MATERIAL TO PROCESS –
*-*-*
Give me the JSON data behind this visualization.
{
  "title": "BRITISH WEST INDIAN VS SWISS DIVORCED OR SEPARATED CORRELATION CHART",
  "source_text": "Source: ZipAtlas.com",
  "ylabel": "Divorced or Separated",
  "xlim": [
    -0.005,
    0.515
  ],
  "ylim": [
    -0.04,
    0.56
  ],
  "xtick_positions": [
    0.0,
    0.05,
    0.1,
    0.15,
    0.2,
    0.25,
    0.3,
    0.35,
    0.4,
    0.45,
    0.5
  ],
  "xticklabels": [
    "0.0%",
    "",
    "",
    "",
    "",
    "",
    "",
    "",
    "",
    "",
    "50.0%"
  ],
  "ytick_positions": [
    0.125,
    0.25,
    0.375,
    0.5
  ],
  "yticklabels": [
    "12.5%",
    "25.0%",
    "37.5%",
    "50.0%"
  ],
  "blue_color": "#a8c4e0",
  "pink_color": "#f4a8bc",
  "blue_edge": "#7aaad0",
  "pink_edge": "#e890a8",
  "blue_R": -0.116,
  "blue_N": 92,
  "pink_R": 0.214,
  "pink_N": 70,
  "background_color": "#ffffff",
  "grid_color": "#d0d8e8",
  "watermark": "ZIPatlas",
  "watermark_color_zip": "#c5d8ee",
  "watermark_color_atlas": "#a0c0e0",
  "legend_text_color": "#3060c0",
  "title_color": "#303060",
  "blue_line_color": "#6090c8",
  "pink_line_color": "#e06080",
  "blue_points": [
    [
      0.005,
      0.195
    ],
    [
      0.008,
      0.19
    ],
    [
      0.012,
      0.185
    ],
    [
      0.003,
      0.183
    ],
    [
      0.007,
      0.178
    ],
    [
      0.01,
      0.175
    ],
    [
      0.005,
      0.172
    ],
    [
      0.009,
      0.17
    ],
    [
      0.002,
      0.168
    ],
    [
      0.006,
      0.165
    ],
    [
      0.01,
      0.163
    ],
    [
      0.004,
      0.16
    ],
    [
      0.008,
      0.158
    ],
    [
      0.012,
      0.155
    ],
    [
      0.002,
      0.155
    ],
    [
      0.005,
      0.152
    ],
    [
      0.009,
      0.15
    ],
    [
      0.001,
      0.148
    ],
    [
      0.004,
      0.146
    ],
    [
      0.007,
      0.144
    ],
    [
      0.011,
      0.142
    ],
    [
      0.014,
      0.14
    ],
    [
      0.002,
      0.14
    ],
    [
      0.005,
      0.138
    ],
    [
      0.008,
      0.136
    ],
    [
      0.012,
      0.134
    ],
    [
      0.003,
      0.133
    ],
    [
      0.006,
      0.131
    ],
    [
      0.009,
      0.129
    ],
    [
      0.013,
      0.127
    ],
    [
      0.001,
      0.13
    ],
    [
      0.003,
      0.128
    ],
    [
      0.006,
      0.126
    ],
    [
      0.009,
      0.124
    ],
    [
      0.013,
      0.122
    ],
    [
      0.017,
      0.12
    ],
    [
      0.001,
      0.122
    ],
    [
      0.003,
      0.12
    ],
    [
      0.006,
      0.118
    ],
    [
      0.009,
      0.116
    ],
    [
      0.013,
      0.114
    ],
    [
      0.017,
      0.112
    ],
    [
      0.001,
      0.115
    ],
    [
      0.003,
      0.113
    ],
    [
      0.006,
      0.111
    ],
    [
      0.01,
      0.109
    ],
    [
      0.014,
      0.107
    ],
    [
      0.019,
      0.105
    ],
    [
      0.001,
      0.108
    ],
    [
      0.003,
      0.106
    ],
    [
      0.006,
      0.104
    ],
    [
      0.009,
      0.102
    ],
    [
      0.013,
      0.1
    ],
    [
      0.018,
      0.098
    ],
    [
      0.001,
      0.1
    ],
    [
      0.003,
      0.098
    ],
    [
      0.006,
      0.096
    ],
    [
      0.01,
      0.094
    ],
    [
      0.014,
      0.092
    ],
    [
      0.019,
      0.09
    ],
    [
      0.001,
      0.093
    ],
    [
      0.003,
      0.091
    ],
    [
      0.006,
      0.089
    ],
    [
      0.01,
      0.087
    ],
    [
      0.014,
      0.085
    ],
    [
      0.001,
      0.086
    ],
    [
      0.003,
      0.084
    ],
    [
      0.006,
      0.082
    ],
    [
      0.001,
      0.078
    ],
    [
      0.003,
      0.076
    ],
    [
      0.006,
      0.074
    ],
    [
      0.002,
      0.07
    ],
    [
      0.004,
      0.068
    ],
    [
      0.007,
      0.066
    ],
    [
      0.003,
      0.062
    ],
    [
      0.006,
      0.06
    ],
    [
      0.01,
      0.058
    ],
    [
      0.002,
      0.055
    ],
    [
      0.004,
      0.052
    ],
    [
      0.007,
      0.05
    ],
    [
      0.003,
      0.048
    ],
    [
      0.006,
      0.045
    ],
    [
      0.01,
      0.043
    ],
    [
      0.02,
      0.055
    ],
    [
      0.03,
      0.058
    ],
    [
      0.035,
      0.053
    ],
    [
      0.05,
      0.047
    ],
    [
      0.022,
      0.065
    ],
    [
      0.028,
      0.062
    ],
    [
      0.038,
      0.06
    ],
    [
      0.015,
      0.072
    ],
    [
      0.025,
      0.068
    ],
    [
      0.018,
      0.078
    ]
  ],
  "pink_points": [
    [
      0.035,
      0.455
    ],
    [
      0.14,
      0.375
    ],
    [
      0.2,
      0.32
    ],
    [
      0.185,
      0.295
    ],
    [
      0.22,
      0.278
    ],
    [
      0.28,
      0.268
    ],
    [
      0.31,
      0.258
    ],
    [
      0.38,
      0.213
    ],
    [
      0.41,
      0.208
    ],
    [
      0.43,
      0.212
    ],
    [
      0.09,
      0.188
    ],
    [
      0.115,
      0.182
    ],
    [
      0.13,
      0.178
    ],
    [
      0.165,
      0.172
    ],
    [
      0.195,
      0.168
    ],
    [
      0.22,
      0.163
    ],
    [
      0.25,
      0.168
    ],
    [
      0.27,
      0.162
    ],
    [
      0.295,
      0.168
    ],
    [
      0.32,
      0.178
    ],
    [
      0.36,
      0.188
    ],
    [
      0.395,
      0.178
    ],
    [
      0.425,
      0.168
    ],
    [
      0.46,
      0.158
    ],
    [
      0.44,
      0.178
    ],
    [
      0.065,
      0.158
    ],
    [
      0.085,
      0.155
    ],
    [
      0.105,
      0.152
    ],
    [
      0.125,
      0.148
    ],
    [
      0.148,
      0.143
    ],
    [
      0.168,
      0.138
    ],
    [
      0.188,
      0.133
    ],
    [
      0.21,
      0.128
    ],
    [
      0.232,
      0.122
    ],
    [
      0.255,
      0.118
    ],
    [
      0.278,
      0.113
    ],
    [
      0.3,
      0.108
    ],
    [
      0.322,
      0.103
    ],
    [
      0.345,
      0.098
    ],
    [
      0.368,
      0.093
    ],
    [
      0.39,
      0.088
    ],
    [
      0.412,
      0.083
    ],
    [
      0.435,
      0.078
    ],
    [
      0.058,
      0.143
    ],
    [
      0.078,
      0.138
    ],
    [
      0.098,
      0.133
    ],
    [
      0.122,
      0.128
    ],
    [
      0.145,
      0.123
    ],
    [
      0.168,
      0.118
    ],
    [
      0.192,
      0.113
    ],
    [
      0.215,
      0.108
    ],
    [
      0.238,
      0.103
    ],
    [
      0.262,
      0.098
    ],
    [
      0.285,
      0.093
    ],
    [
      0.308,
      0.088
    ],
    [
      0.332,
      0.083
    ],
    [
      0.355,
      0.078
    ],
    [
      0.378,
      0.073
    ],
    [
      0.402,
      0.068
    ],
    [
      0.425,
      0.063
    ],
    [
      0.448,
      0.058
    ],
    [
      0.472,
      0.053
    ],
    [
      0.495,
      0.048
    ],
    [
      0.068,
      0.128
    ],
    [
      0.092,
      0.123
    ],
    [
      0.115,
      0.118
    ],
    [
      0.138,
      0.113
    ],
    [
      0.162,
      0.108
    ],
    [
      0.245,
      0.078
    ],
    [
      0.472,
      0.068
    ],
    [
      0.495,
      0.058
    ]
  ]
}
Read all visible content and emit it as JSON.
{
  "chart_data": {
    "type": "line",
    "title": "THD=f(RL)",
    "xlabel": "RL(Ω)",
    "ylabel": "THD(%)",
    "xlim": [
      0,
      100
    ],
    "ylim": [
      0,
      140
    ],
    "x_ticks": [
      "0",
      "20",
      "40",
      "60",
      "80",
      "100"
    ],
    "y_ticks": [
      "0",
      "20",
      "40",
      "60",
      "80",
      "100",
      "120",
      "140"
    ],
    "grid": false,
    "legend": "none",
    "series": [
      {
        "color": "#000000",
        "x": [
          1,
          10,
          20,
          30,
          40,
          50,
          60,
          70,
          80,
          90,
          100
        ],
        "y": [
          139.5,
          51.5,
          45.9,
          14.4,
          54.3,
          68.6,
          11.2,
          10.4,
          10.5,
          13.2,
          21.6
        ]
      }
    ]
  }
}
*-*-*
REQUIRED TASK – Set down only these lines, exactly: the line containing "Read all visible content and emit it as JSON." and each line after it, through the end of the listing.

WRITTEN RESPONSE –
Read all visible content and emit it as JSON.
{
  "chart_data": {
    "type": "line",
    "title": "THD=f(RL)",
    "xlabel": "RL(Ω)",
    "ylabel": "THD(%)",
    "xlim": [
      0,
      100
    ],
    "ylim": [
      0,
      140
    ],
    "x_ticks": [
      "0",
      "20",
      "40",
      "60",
      "80",
      "100"
    ],
    "y_ticks": [
      "0",
      "20",
      "40",
      "60",
      "80",
      "100",
      "120",
      "140"
    ],
    "grid": false,
    "legend": "none",
    "series": [
      {
        "color": "#000000",
        "x": [
          1,
          10,
          20,
          30,
          40,
          50,
          60,
          70,
          80,
          90,
          100
        ],
        "y": [
          139.5,
          51.5,
          45.9,
          14.4,
          54.3,
          68.6,
          11.2,
          10.4,
          10.5,
          13.2,
          21.6
        ]
      }
    ]
  }
}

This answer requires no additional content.